_Material for the task_
(begin)

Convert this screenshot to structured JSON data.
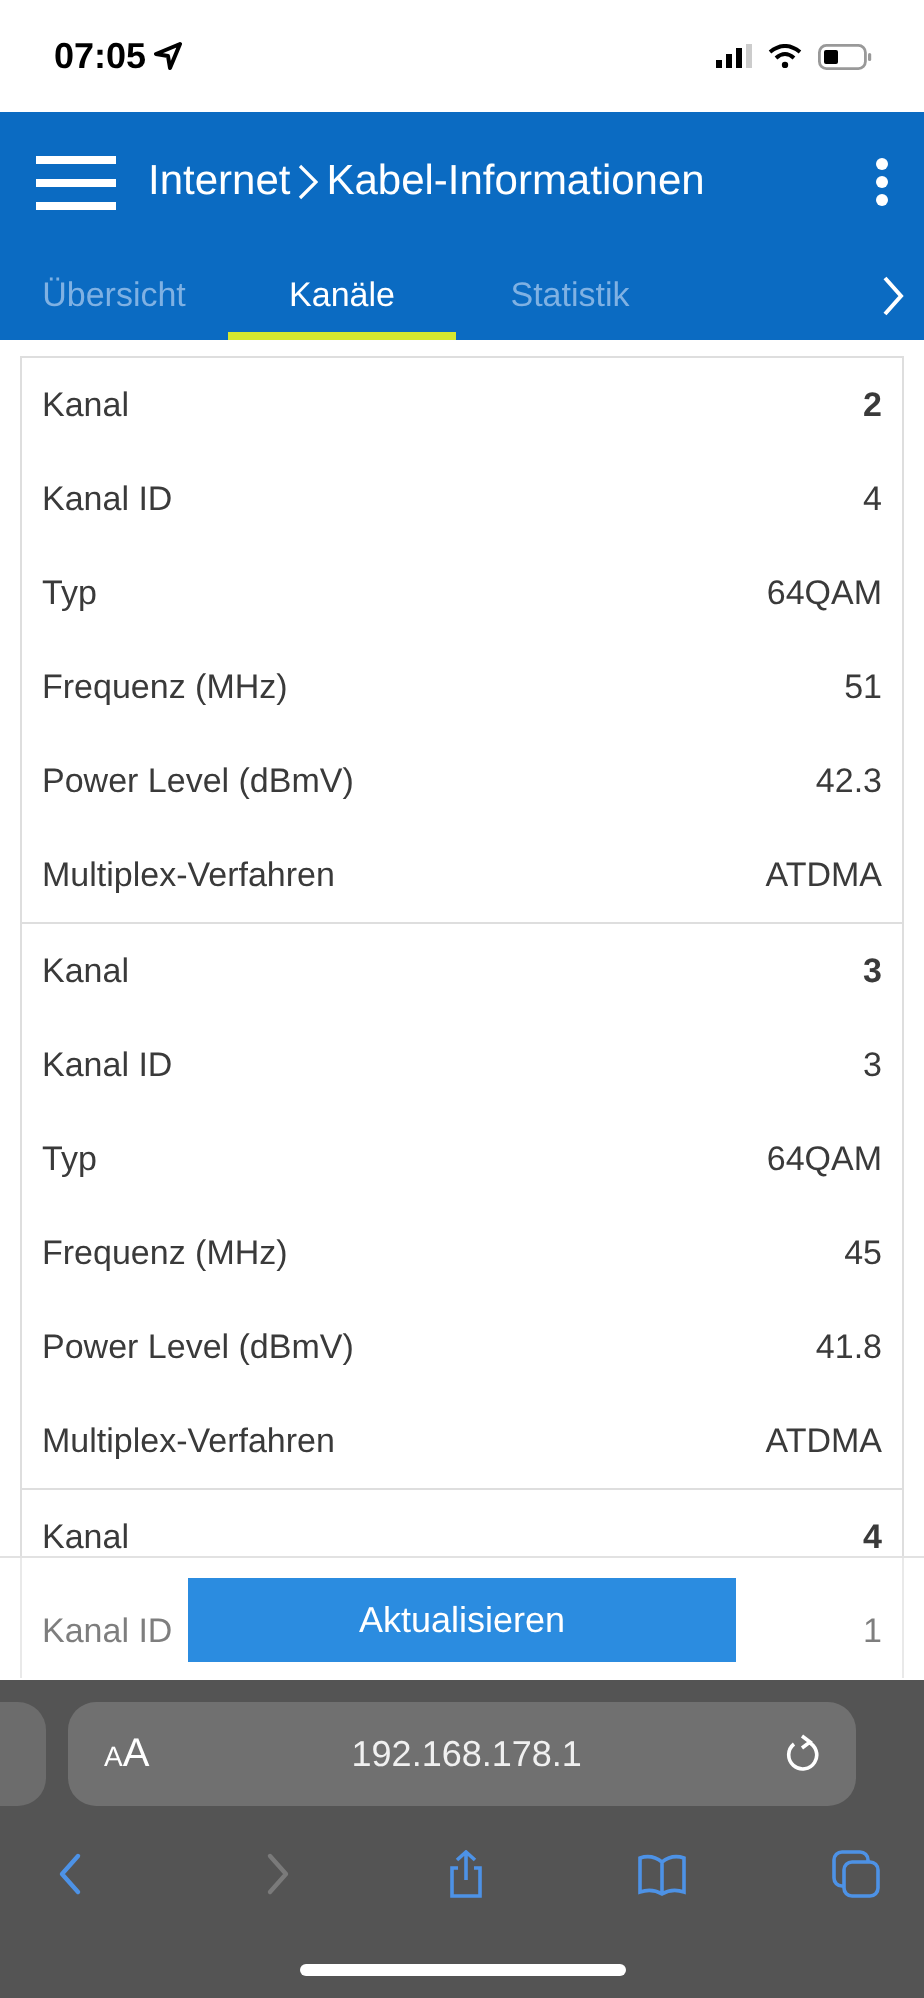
{
  "status_bar": {
    "time": "07:05"
  },
  "header": {
    "breadcrumb": [
      "Internet",
      "Kabel-Informationen"
    ]
  },
  "tabs": [
    {
      "label": "Übersicht",
      "selected": false
    },
    {
      "label": "Kanäle",
      "selected": true
    },
    {
      "label": "Statistik",
      "selected": false
    }
  ],
  "channels": [
    {
      "rows": [
        {
          "kind": "channel",
          "label": "Kanal",
          "value": "2"
        },
        {
          "kind": "field",
          "label": "Kanal ID",
          "value": "4"
        },
        {
          "kind": "field",
          "label": "Typ",
          "value": "64QAM"
        },
        {
          "kind": "field",
          "label": "Frequenz (MHz)",
          "value": "51"
        },
        {
          "kind": "field",
          "label": "Power Level (dBmV)",
          "value": "42.3"
        },
        {
          "kind": "field",
          "label": "Multiplex-Verfahren",
          "value": "ATDMA"
        }
      ]
    },
    {
      "rows": [
        {
          "kind": "channel",
          "label": "Kanal",
          "value": "3"
        },
        {
          "kind": "field",
          "label": "Kanal ID",
          "value": "3"
        },
        {
          "kind": "field",
          "label": "Typ",
          "value": "64QAM"
        },
        {
          "kind": "field",
          "label": "Frequenz (MHz)",
          "value": "45"
        },
        {
          "kind": "field",
          "label": "Power Level (dBmV)",
          "value": "41.8"
        },
        {
          "kind": "field",
          "label": "Multiplex-Verfahren",
          "value": "ATDMA"
        }
      ]
    },
    {
      "rows": [
        {
          "kind": "channel",
          "label": "Kanal",
          "value": "4"
        },
        {
          "kind": "field",
          "label": "Kanal ID",
          "value": "1"
        }
      ]
    }
  ],
  "refresh_button": "Aktualisieren",
  "browser": {
    "text_size": "AA",
    "url": "192.168.178.1",
    "toolbar": [
      {
        "kind": "back",
        "disabled": false
      },
      {
        "kind": "forward",
        "disabled": true
      },
      {
        "kind": "share",
        "disabled": false
      },
      {
        "kind": "bookmarks",
        "disabled": false
      },
      {
        "kind": "tabs",
        "disabled": false
      }
    ]
  }
}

(end)

_Your task_
Retype the whole listing exactly and leave the pictures out.

_Complete output_
Convert this screenshot to structured JSON data.
{
  "status_bar": {
    "time": "07:05"
  },
  "header": {
    "breadcrumb": [
      "Internet",
      "Kabel-Informationen"
    ]
  },
  "tabs": [
    {
      "label": "Übersicht",
      "selected": false
    },
    {
      "label": "Kanäle",
      "selected": true
    },
    {
      "label": "Statistik",
      "selected": false
    }
  ],
  "channels": [
    {
      "rows": [
        {
          "kind": "channel",
          "label": "Kanal",
          "value": "2"
        },
        {
          "kind": "field",
          "label": "Kanal ID",
          "value": "4"
        },
        {
          "kind": "field",
          "label": "Typ",
          "value": "64QAM"
        },
        {
          "kind": "field",
          "label": "Frequenz (MHz)",
          "value": "51"
        },
        {
          "kind": "field",
          "label": "Power Level (dBmV)",
          "value": "42.3"
        },
        {
          "kind": "field",
          "label": "Multiplex-Verfahren",
          "value": "ATDMA"
        }
      ]
    },
    {
      "rows": [
        {
          "kind": "channel",
          "label": "Kanal",
          "value": "3"
        },
        {
          "kind": "field",
          "label": "Kanal ID",
          "value": "3"
        },
        {
          "kind": "field",
          "label": "Typ",
          "value": "64QAM"
        },
        {
          "kind": "field",
          "label": "Frequenz (MHz)",
          "value": "45"
        },
        {
          "kind": "field",
          "label": "Power Level (dBmV)",
          "value": "41.8"
        },
        {
          "kind": "field",
          "label": "Multiplex-Verfahren",
          "value": "ATDMA"
        }
      ]
    },
    {
      "rows": [
        {
          "kind": "channel",
          "label": "Kanal",
          "value": "4"
        },
        {
          "kind": "field",
          "label": "Kanal ID",
          "value": "1"
        }
      ]
    }
  ],
  "refresh_button": "Aktualisieren",
  "browser": {
    "text_size": "AA",
    "url": "192.168.178.1",
    "toolbar": [
      {
        "kind": "back",
        "disabled": false
      },
      {
        "kind": "forward",
        "disabled": true
      },
      {
        "kind": "share",
        "disabled": false
      },
      {
        "kind": "bookmarks",
        "disabled": false
      },
      {
        "kind": "tabs",
        "disabled": false
      }
    ]
  }
}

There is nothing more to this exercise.